Set task: Would you repeat the listing exactly but omit every picture?

[Figure contents as structured data]
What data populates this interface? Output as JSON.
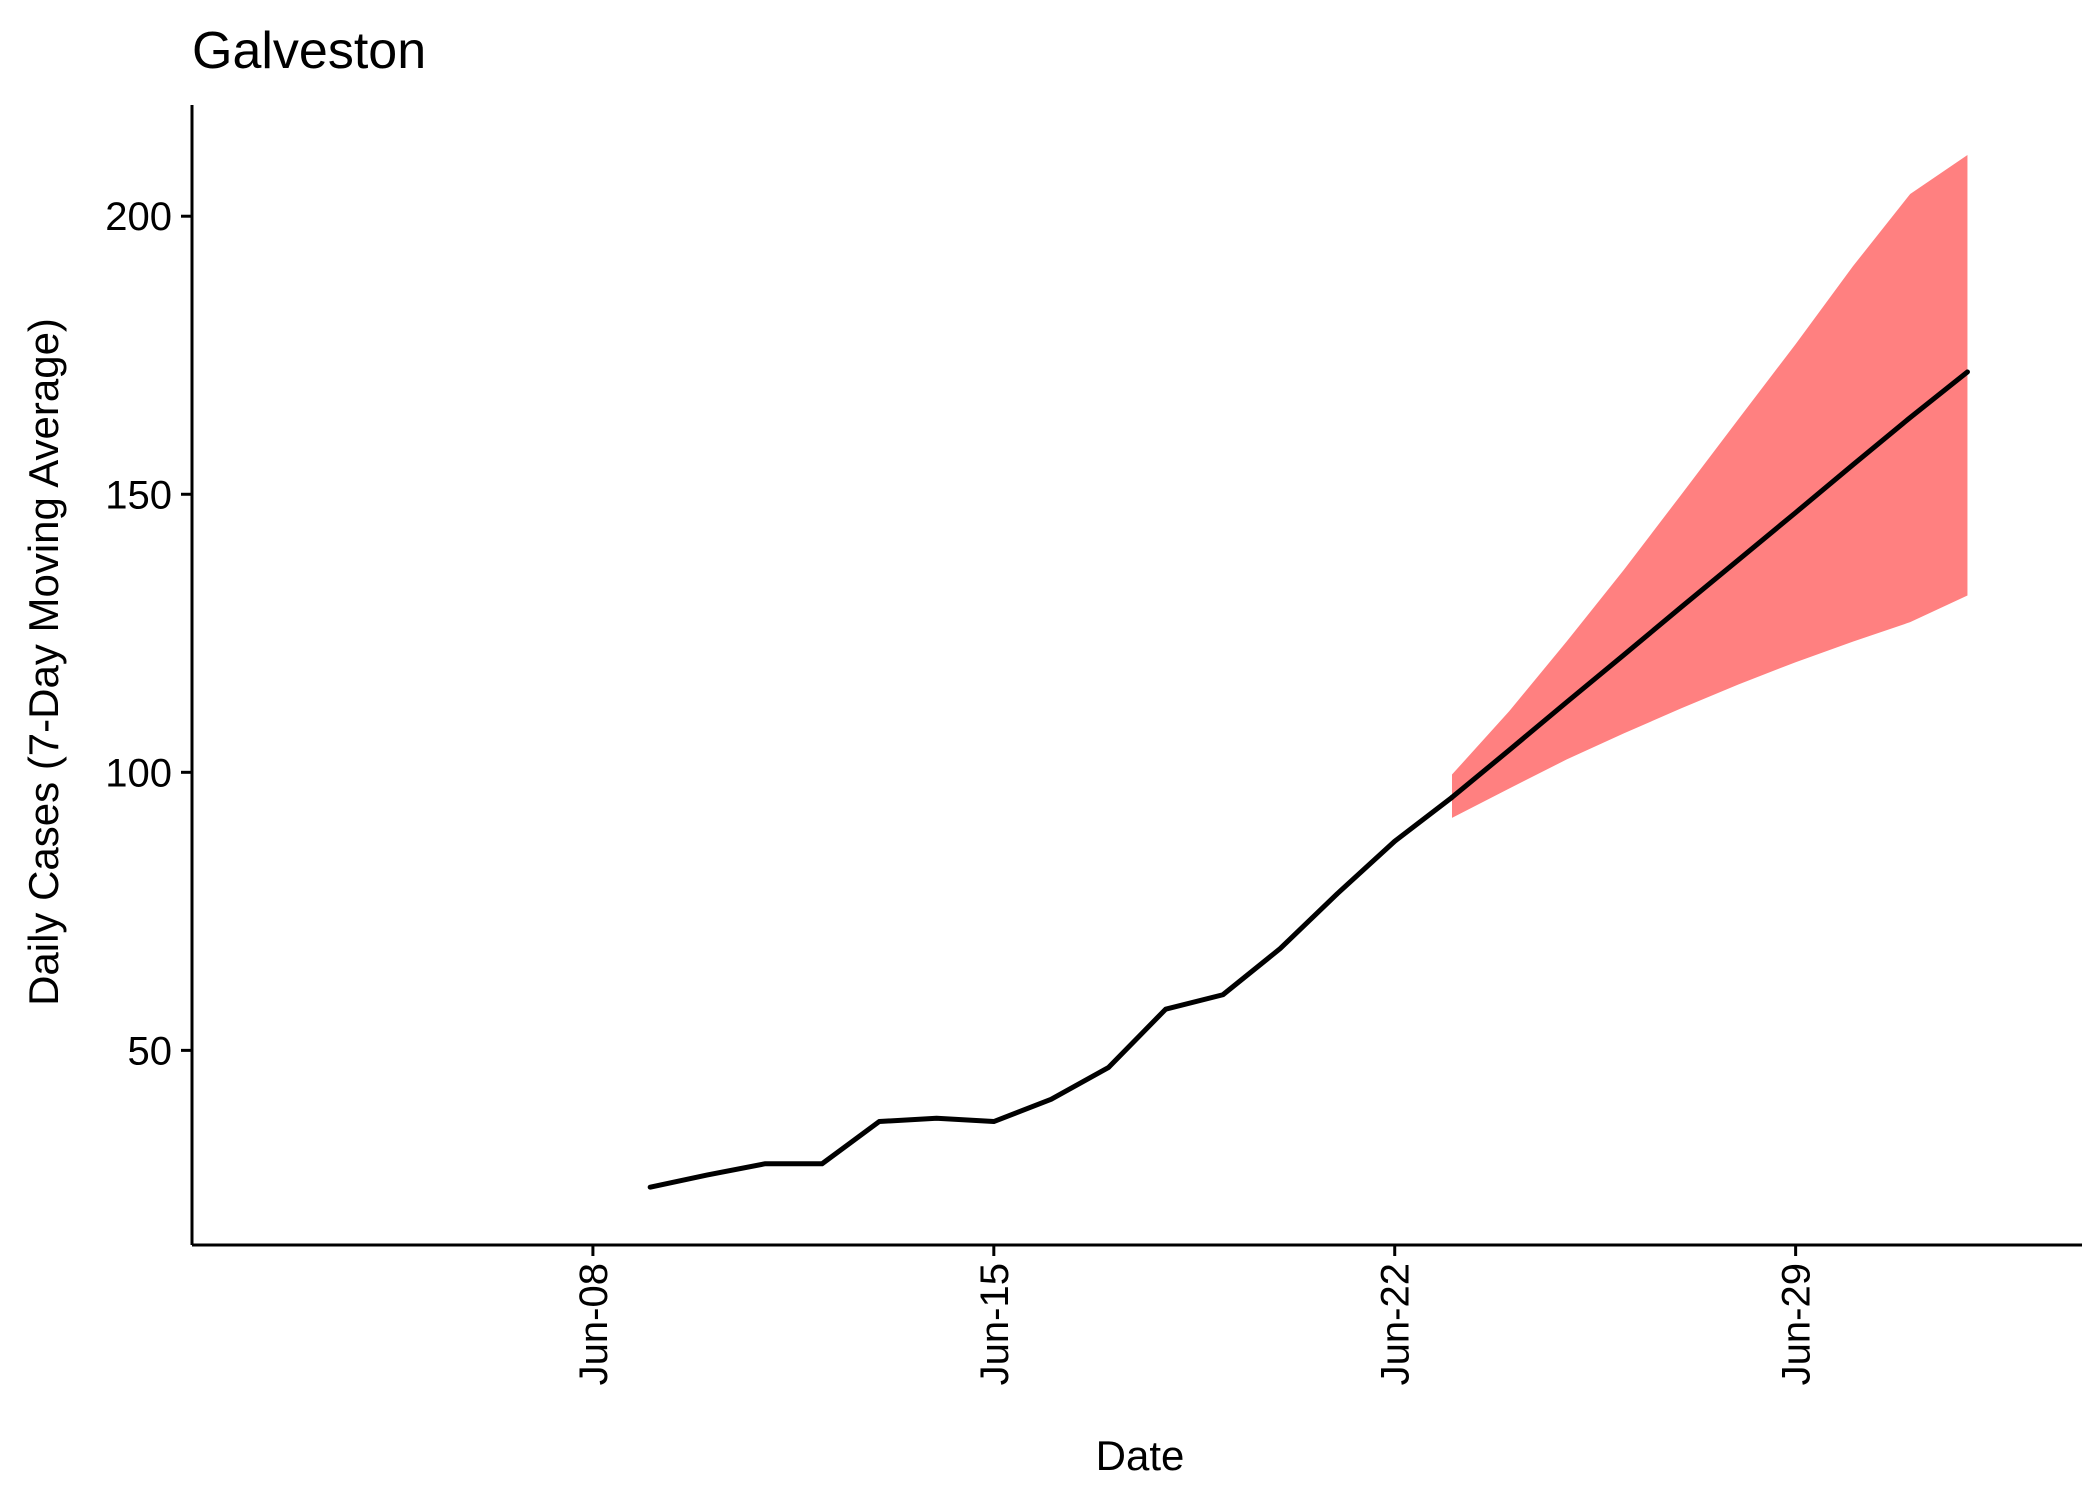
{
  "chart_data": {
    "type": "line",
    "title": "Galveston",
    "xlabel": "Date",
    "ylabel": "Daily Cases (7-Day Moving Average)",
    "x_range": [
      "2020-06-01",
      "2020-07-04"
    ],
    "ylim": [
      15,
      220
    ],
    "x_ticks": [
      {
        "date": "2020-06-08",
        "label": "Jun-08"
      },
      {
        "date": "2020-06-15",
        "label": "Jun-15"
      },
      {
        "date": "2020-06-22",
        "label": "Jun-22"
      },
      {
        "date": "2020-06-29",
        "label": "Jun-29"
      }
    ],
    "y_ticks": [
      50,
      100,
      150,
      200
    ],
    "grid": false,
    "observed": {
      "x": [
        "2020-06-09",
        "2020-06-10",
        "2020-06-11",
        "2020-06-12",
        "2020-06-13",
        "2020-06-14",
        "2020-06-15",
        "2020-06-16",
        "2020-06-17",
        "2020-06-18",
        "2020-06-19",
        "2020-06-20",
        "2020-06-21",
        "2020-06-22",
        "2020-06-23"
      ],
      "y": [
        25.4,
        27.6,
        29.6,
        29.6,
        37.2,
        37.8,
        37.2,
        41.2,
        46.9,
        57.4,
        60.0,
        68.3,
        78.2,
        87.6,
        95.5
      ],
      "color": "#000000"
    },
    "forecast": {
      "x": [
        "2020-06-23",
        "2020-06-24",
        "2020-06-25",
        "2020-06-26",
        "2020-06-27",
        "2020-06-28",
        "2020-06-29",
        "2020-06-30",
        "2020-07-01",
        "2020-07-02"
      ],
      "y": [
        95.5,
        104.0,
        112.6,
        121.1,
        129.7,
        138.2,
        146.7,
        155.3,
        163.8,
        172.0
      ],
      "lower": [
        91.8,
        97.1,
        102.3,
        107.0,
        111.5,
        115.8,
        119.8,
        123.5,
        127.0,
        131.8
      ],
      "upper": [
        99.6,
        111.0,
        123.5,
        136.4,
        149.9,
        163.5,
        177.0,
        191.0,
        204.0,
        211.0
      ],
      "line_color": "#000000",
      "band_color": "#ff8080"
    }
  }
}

Task response:
What data populates this interface? Output as JSON.
{
  "chart_data": {
    "type": "line",
    "title": "Galveston",
    "xlabel": "Date",
    "ylabel": "Daily Cases (7-Day Moving Average)",
    "x_range": [
      "2020-06-01",
      "2020-07-04"
    ],
    "ylim": [
      15,
      220
    ],
    "x_ticks": [
      {
        "date": "2020-06-08",
        "label": "Jun-08"
      },
      {
        "date": "2020-06-15",
        "label": "Jun-15"
      },
      {
        "date": "2020-06-22",
        "label": "Jun-22"
      },
      {
        "date": "2020-06-29",
        "label": "Jun-29"
      }
    ],
    "y_ticks": [
      50,
      100,
      150,
      200
    ],
    "grid": false,
    "observed": {
      "x": [
        "2020-06-09",
        "2020-06-10",
        "2020-06-11",
        "2020-06-12",
        "2020-06-13",
        "2020-06-14",
        "2020-06-15",
        "2020-06-16",
        "2020-06-17",
        "2020-06-18",
        "2020-06-19",
        "2020-06-20",
        "2020-06-21",
        "2020-06-22",
        "2020-06-23"
      ],
      "y": [
        25.4,
        27.6,
        29.6,
        29.6,
        37.2,
        37.8,
        37.2,
        41.2,
        46.9,
        57.4,
        60.0,
        68.3,
        78.2,
        87.6,
        95.5
      ],
      "color": "#000000"
    },
    "forecast": {
      "x": [
        "2020-06-23",
        "2020-06-24",
        "2020-06-25",
        "2020-06-26",
        "2020-06-27",
        "2020-06-28",
        "2020-06-29",
        "2020-06-30",
        "2020-07-01",
        "2020-07-02"
      ],
      "y": [
        95.5,
        104.0,
        112.6,
        121.1,
        129.7,
        138.2,
        146.7,
        155.3,
        163.8,
        172.0
      ],
      "lower": [
        91.8,
        97.1,
        102.3,
        107.0,
        111.5,
        115.8,
        119.8,
        123.5,
        127.0,
        131.8
      ],
      "upper": [
        99.6,
        111.0,
        123.5,
        136.4,
        149.9,
        163.5,
        177.0,
        191.0,
        204.0,
        211.0
      ],
      "line_color": "#000000",
      "band_color": "#ff8080"
    }
  }
}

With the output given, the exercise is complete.